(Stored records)
━━━━━━━━━━

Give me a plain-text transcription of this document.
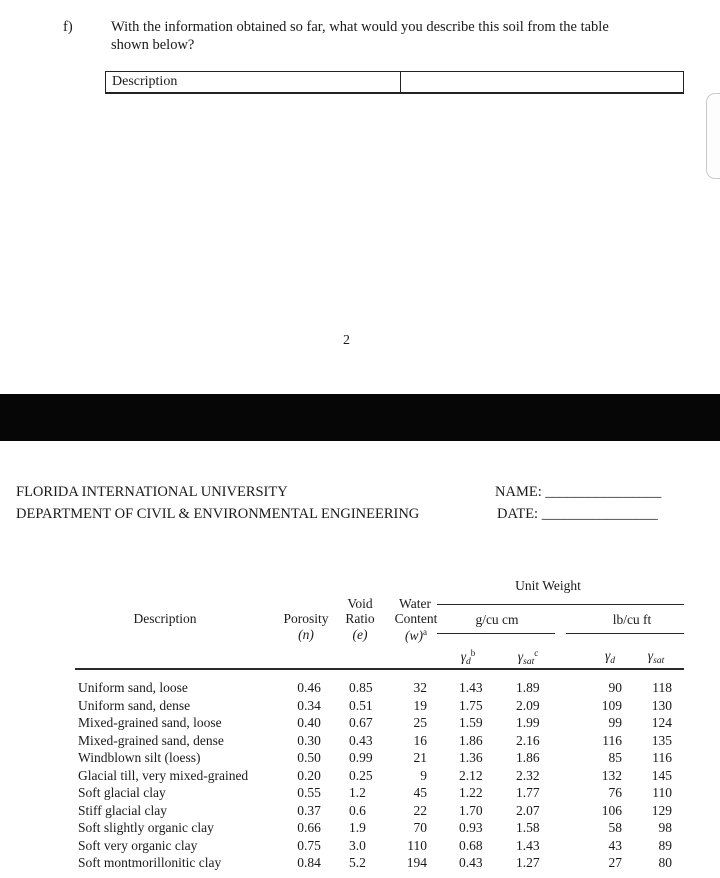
f)	With the information obtained so far, what would you describe this soil from the table
shown below?
Description
2
FLORIDA INTERNATIONAL UNIVERSITY
DEPARTMENT OF CIVIL & ENVIRONMENTAL ENGINEERING
NAME: ________________
DATE: ________________
Unit Weight
Void Water
Description	Porosity Ratio Content	g/cu cm	lb/cu ft
(n)	(e)	$(w)^a$
$\gamma_d^b$	$\gamma_{sat}^c$	$\gamma_d$ $\gamma_{sat}$
Uniform sand, loose	0.46	0.85	32 1.43	1.89	90	118
Uniform sand, dense	0.34	0.51	19 1.75	2.09	109	130
Mixed-grained sand, loose	0.40	0.67	25 1.59	1.99	99	124
Mixed-grained sand, dense	0.30	0.43	16 1.86	2.16	116	135
Windblown silt (loess)	0.50	0.99	21 1.36	1.86	85	116
Glacial till, very mixed-grained	0.20	0.25	9 2.12	2.32	132	145
Soft glacial clay	0.55	1.2	45 1.22	1.77	76	110
Stiff glacial clay	0.37	0.6	22 1.70	2.07	106	129
Soft slightly organic clay	0.66	1.9	70 0.93	1.58	58	98
Soft very organic clay	0.75	3.0	110 0.68	1.43	43	89
Soft montmorillonitic clay	0.84	5.2	194 0.43	1.27	27	80
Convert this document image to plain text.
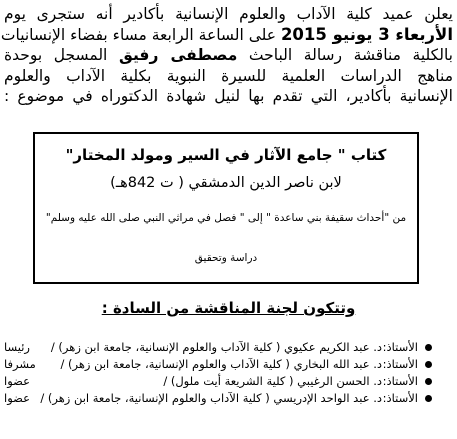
يعلن عميد كلية الآداب والعلوم الإنسانية بأكادير أنه ستجرى يوم
الأربعاء 3 يونيو 2015 على الساعة الرابعة مساء بفضاء الإنسانيات
بالكلية مناقشة رسالة الباحث مصطفى رفيق المسجل بوحدة
مناهج الدراسات العلمية للسيرة النبوية بكلية الآداب والعلوم
الإنسانية بأكادير، التي تقدم بها لنيل شهادة الدكتوراه في موضوع :
كتاب " جامع الآثار في السير ومولد المختار"
لابن ناصر الدين الدمشقي ( ت 842هـ)
من "أحداث سقيفة بني ساعدة " إلى " فصل في مراثي النبي صلى الله عليه وسلم"
دراسة وتحقيق
وتتكون لجنة المناقشة من السادة :
الأستاذ:
د. عبد الكريم عكيوي ( كلية الآداب والعلوم الإنسانية، جامعة ابن زهر) /
رئيسا
الأستاذ:
د. عبد الله البخاري ( كلية الآداب والعلوم الإنسانية، جامعة ابن زهر) /
مشرفا
الأستاذ:
د. الحسن الرغيبي ( كلية الشريعة أيت ملول) /
عضوا
الأستاذ:
د. عبد الواحد الإدريسي ( كلية الآداب والعلوم الإنسانية، جامعة ابن زهر) /
عضوا
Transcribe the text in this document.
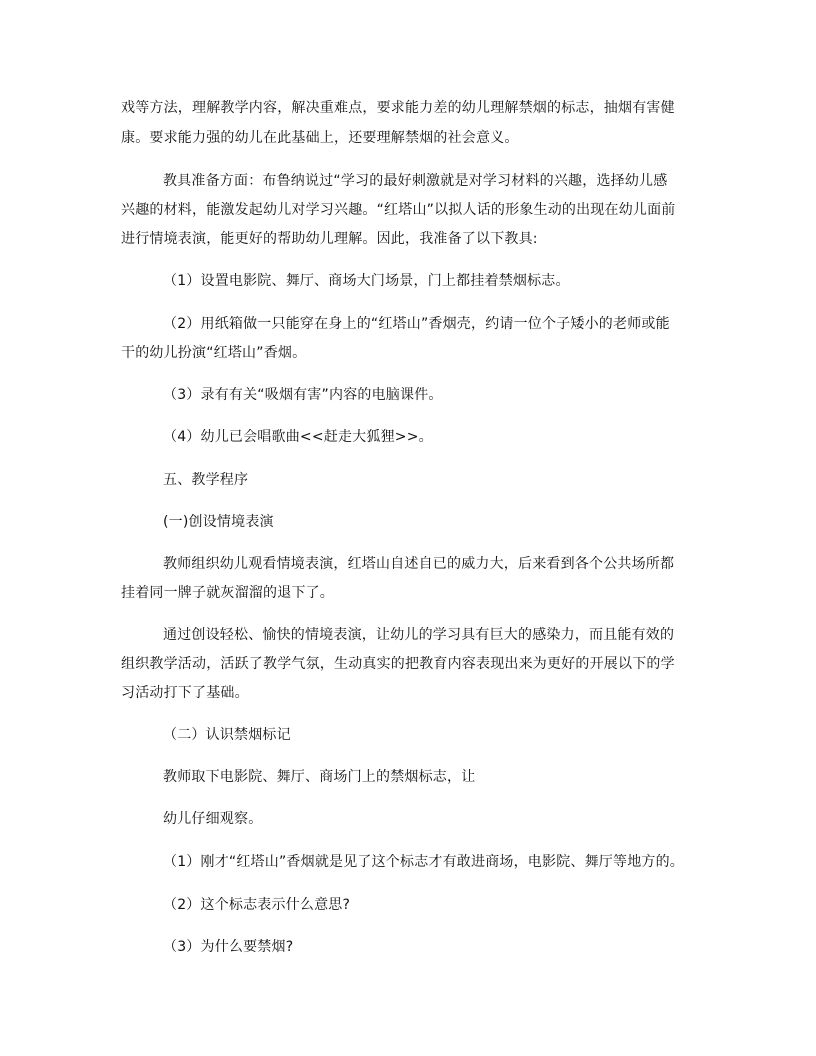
戏等方法，理解教学内容，解决重难点，要求能力差的幼儿理解禁烟的标志，抽烟有害健
康。要求能力强的幼儿在此基础上，还要理解禁烟的社会意义。
教具准备方面：布鲁纳说过“学习的最好刺激就是对学习材料的兴趣，选择幼儿感
兴趣的材料，能激发起幼儿对学习兴趣。“红塔山”以拟人话的形象生动的出现在幼儿面前
进行情境表演，能更好的帮助幼儿理解。因此，我准备了以下教具:
（1）设置电影院、舞厅、商场大门场景，门上都挂着禁烟标志。
（2）用纸箱做一只能穿在身上的“红塔山”香烟壳，约请一位个子矮小的老师或能
干的幼儿扮演“红塔山”香烟。
（3）录有有关“吸烟有害”内容的电脑课件。
（4）幼儿已会唱歌曲<<赶走大狐狸>>。
五、教学程序
(一)创设情境表演
教师组织幼儿观看情境表演，红塔山自述自已的威力大，后来看到各个公共场所都
挂着同一牌子就灰溜溜的退下了。
通过创设轻松、愉快的情境表演，让幼儿的学习具有巨大的感染力，而且能有效的
组织教学活动，活跃了教学气氛，生动真实的把教育内容表现出来为更好的开展以下的学
习活动打下了基础。
（二）认识禁烟标记
教师取下电影院、舞厅、商场门上的禁烟标志，让
幼儿仔细观察。
（1）刚才“红塔山”香烟就是见了这个标志才有敢进商场，电影院、舞厅等地方的。
（2）这个标志表示什么意思?
（3）为什么要禁烟?
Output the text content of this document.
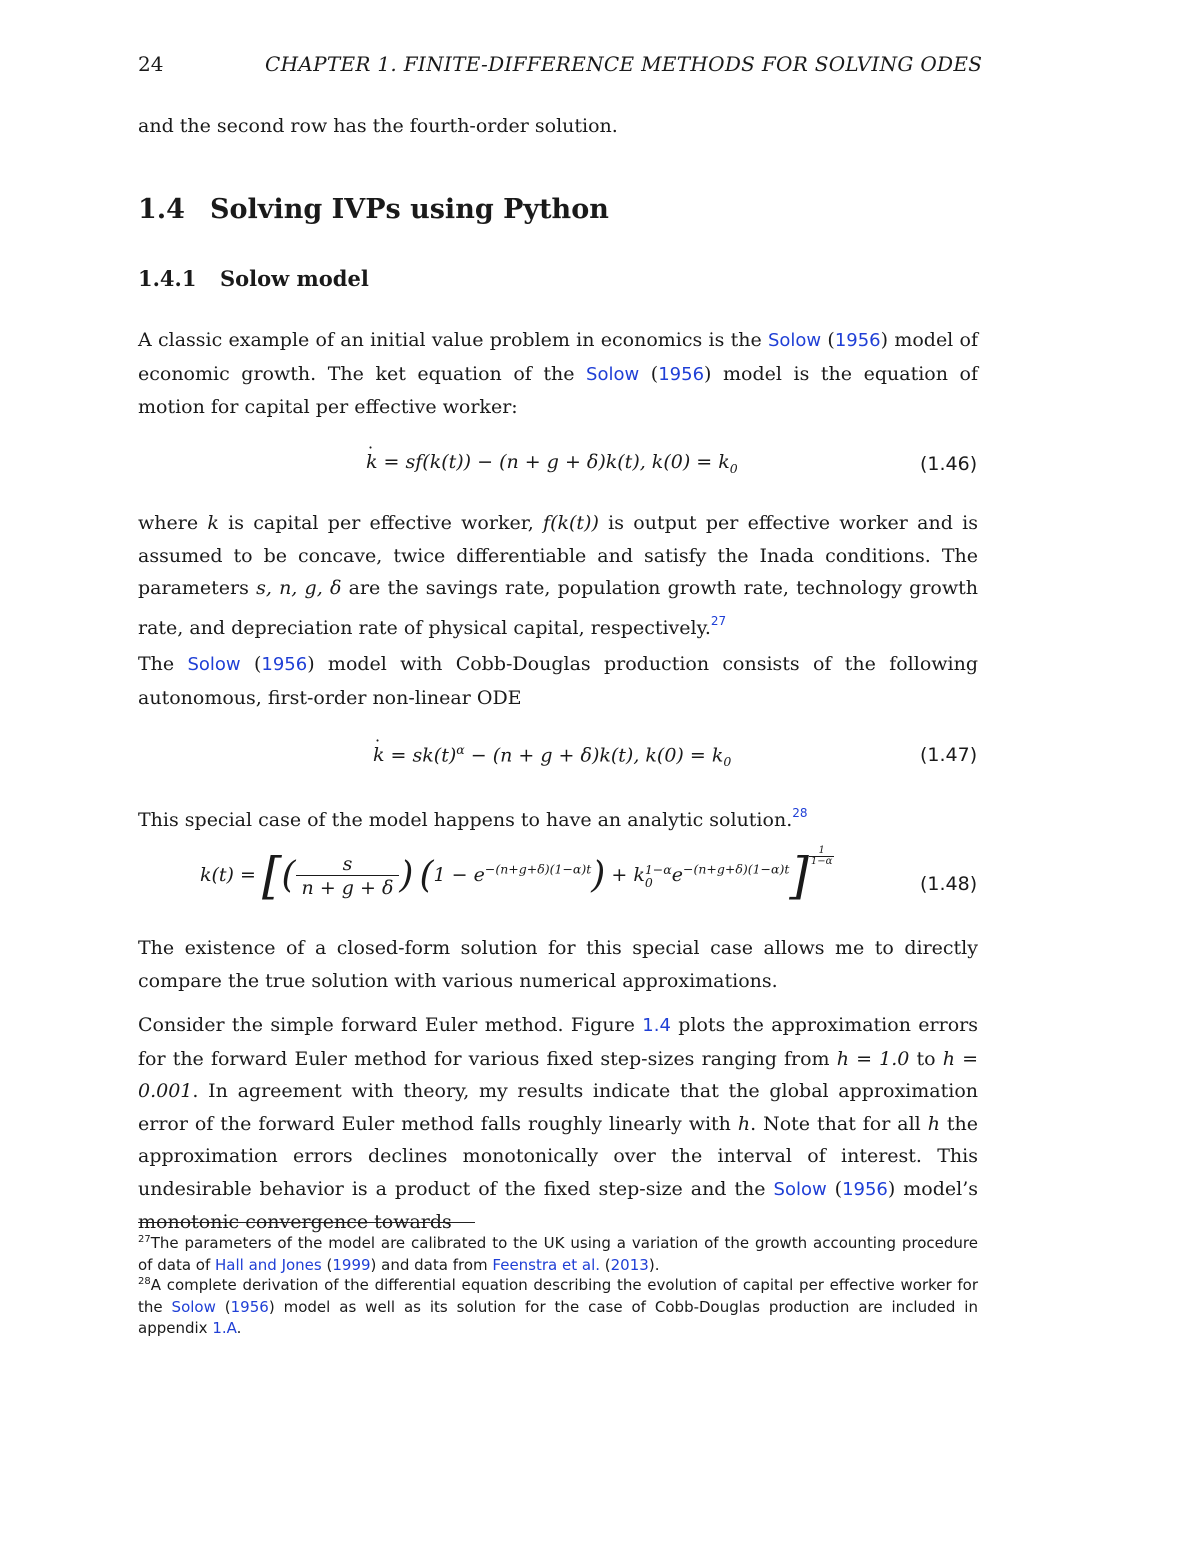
24	CHAPTER 1. FINITE-DIFFERENCE METHODS FOR SOLVING ODES
and the second row has the fourth-order solution.
1.4 Solving IVPs using Python
1.4.1 Solow model
A classic example of an initial value problem in economics is the Solow (1956) model of economic growth. The ket equation of the Solow (1956) model is the equation of motion for capital per effective worker:
· k = sf(k(t)) − (n + g + δ)k(t), $k(0) = k_0$	(1.46)
where k is capital per effective worker, f(k(t)) is output per effective worker and is assumed to be concave, twice differentiable and satisfy the Inada conditions. The parameters s, n, g, δ are the savings rate, population growth rate, technology growth rate, and depreciation rate of physical capital, respectively.$^{27}$
The Solow (1956) model with Cobb-Douglas production consists of the following autonomous, first-order non-linear ODE
· $k = sk(t)^\alpha - (n + g + \delta)k(t)$, $k(0) = k_0$	(1.47)
This special case of the model happens to have an analytic solution.$^{28}$
k(t) = [( $\frac{s}{n + g + \delta}$ ) $(1 - e^{-(n+g+\delta)(1-\alpha)t}) + k$ 1−α
0 $e^{-(n+g+\delta)(1-\alpha)t}] \frac{1}{1-\alpha}$
(1.48)
The existence of a closed-form solution for this special case allows me to directly compare the true solution with various numerical approximations.
Consider the simple forward Euler method. Figure 1.4 plots the approximation errors for the forward Euler method for various fixed step-sizes ranging from h = 1.0 to h = 0.001. In agreement with theory, my results indicate that the global approximation error of the forward Euler method falls roughly linearly with h. Note that for all h the approximation errors declines monotonically over the interval of interest. This undesirable behavior is a product of the fixed step-size and the Solow (1956) model’s monotonic convergence towards
$^{27}$The parameters of the model are calibrated to the UK using a variation of the growth accounting procedure of data of Hall and Jones (1999) and data from Feenstra et al. (2013).
$^{28}$A complete derivation of the differential equation describing the evolution of capital per effective worker for the Solow (1956) model as well as its solution for the case of Cobb-Douglas production are included in appendix 1.A.
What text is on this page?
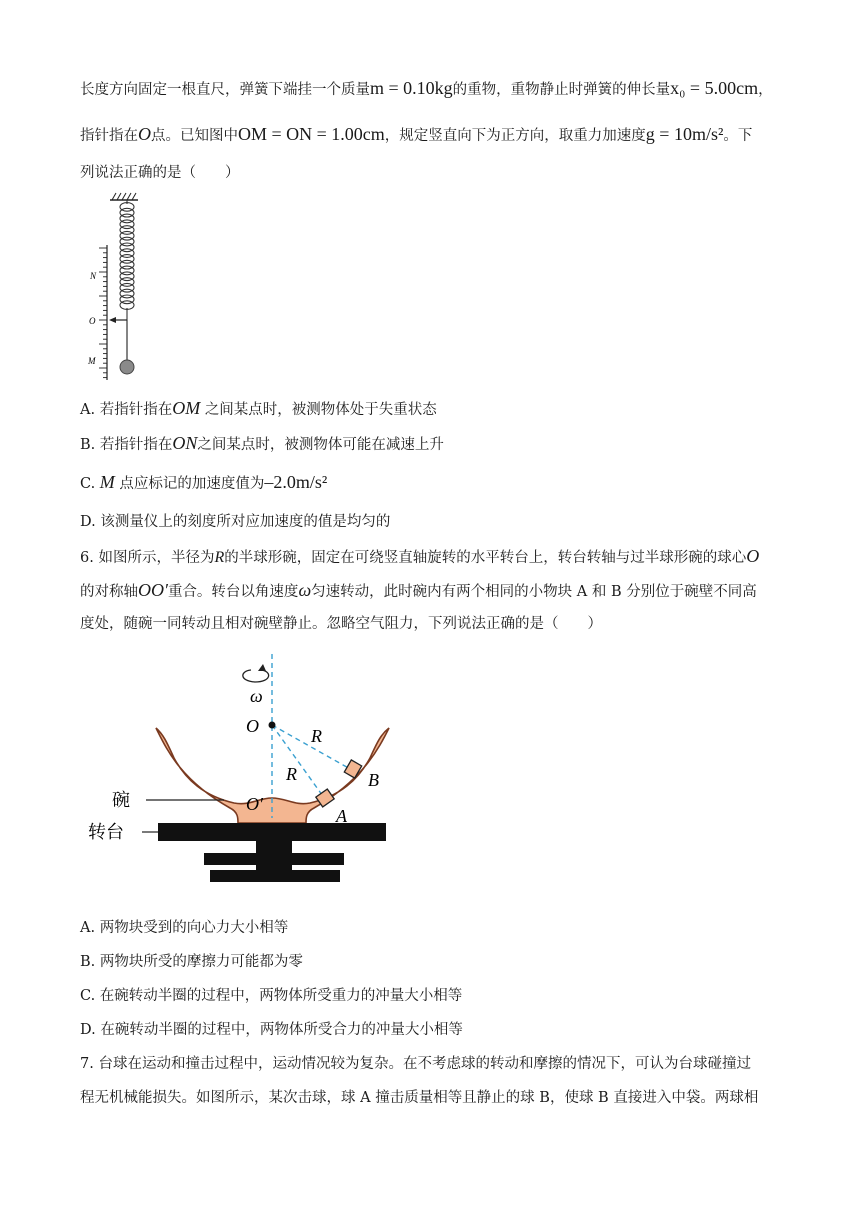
长度方向固定一根直尺，弹簧下端挂一个质量m = 0.10kg的重物，重物静止时弹簧的伸长量x₀ = 5.00cm，
指针指在O点。已知图中OM = ON = 1.00cm，规定竖直向下为正方向，取重力加速度g = 10m/s²。下
列说法正确的是（　　）
N
O
M
A. 若指针指在OM 之间某点时，被测物体处于失重状态
B. 若指针指在ON之间某点时，被测物体可能在减速上升
C. M 点应标记的加速度值为–2.0m/s²
D. 该测量仪上的刻度所对应加速度的值是均匀的
6. 如图所示，半径为R的半球形碗，固定在可绕竖直轴旋转的水平转台上，转台转轴与过半球形碗的球心O
的对称轴OO′重合。转台以角速度ω匀速转动，此时碗内有两个相同的小物块 A 和 B 分别位于碗壁不同高
度处，随碗一同转动且相对碗壁静止。忽略空气阻力，下列说法正确的是（　　）
ω
O	R
R	B
A
O′
碗
转台
A. 两物块受到的向心力大小相等
B. 两物块所受的摩擦力可能都为零
C. 在碗转动半圈的过程中，两物体所受重力的冲量大小相等
D. 在碗转动半圈的过程中，两物体所受合力的冲量大小相等
7. 台球在运动和撞击过程中，运动情况较为复杂。在不考虑球的转动和摩擦的情况下，可认为台球碰撞过
程无机械能损失。如图所示，某次击球，球 A 撞击质量相等且静止的球 B，使球 B 直接进入中袋。两球相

━━━━━━━━━━

◆ What you should do ◆
Look through the entries above and report each line where the string "worker" occurs.

◆ Written response ◆
A classic example of an initial value problem in economics is the Solow (1956) model of economic growth. The ket equation of the Solow (1956) model is the equation of motion for capital per effective worker:
where k is capital per effective worker, f(k(t)) is output per effective worker and is assumed to be concave, twice differentiable and satisfy the Inada conditions. The parameters s, n, g, δ are the savings rate, population growth rate, technology growth rate, and depreciation rate of physical capital, respectively.$^{27}$
$^{28}$A complete derivation of the differential equation describing the evolution of capital per effective worker for the Solow (1956) model as well as its solution for the case of Cobb-Douglas production are included in appendix 1.A.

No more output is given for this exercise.